» Task
Below are the entries; state how many of their lines contain the string "Windows", and nothing more.

» Excerpted records
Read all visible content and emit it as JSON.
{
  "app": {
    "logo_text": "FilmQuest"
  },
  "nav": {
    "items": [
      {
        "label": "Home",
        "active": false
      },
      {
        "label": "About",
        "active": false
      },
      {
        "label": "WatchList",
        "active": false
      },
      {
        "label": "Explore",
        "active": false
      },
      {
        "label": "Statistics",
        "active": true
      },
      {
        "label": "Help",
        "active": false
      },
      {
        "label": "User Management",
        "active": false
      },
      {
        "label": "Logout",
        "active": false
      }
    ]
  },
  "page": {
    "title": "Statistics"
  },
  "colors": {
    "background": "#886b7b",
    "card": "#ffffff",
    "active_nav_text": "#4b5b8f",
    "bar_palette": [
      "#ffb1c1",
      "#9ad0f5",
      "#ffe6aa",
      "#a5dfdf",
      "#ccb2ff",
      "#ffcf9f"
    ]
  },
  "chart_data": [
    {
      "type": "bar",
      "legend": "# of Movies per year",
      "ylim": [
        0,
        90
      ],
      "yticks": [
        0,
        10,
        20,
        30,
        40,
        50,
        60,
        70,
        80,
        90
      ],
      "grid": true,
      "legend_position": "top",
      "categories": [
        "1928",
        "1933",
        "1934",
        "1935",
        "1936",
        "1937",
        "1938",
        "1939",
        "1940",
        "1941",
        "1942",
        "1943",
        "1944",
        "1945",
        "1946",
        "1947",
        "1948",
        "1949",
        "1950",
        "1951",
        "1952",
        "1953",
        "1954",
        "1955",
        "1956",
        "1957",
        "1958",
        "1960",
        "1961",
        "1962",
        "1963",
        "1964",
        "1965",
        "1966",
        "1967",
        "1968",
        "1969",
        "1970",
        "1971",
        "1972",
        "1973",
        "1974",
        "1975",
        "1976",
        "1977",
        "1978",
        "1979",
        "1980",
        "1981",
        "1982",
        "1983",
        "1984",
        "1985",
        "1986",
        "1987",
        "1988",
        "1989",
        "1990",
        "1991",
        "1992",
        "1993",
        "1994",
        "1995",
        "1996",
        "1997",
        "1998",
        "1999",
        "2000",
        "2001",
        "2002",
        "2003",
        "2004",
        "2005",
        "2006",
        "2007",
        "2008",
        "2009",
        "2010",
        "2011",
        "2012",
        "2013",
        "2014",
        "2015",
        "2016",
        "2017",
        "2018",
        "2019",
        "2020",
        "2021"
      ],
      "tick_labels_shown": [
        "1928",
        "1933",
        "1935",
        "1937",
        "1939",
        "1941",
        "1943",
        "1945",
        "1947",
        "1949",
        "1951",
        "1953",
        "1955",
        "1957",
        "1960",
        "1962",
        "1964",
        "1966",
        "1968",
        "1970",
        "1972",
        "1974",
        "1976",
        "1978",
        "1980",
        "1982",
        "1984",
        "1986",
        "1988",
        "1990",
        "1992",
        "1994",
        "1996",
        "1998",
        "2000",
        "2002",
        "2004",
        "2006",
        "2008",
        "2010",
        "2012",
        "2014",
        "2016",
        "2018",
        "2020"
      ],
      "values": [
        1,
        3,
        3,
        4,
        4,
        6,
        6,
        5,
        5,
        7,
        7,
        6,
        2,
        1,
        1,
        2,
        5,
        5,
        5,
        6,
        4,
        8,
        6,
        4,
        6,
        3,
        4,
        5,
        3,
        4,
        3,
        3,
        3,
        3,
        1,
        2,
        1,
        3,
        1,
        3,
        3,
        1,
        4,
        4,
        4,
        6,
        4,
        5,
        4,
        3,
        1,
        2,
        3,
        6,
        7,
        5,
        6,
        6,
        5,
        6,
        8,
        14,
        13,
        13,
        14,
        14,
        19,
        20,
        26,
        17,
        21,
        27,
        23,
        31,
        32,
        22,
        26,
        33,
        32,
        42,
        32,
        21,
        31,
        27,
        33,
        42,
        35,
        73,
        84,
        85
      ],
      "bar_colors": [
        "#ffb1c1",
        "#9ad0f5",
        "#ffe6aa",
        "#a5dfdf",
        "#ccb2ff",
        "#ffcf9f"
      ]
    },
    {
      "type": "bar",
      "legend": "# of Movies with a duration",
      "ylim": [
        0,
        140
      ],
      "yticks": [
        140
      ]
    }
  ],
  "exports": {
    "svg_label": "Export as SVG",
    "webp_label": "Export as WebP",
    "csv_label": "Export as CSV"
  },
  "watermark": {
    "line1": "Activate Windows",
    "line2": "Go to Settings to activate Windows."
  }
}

...

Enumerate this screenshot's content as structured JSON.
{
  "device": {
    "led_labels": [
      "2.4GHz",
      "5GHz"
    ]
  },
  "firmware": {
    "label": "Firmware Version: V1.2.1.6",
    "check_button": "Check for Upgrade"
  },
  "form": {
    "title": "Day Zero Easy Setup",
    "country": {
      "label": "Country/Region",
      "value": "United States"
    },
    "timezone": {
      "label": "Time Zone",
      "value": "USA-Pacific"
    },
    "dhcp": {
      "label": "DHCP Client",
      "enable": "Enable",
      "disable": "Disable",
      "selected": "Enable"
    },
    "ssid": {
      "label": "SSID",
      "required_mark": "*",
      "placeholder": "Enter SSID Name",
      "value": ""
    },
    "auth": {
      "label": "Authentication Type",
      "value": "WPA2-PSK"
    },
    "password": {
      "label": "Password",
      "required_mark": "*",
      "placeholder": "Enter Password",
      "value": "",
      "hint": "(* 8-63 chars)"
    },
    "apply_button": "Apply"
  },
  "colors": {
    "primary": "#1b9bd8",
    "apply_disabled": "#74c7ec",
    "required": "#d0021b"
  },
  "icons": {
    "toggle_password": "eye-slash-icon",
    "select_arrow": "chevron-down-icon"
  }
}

» The response
2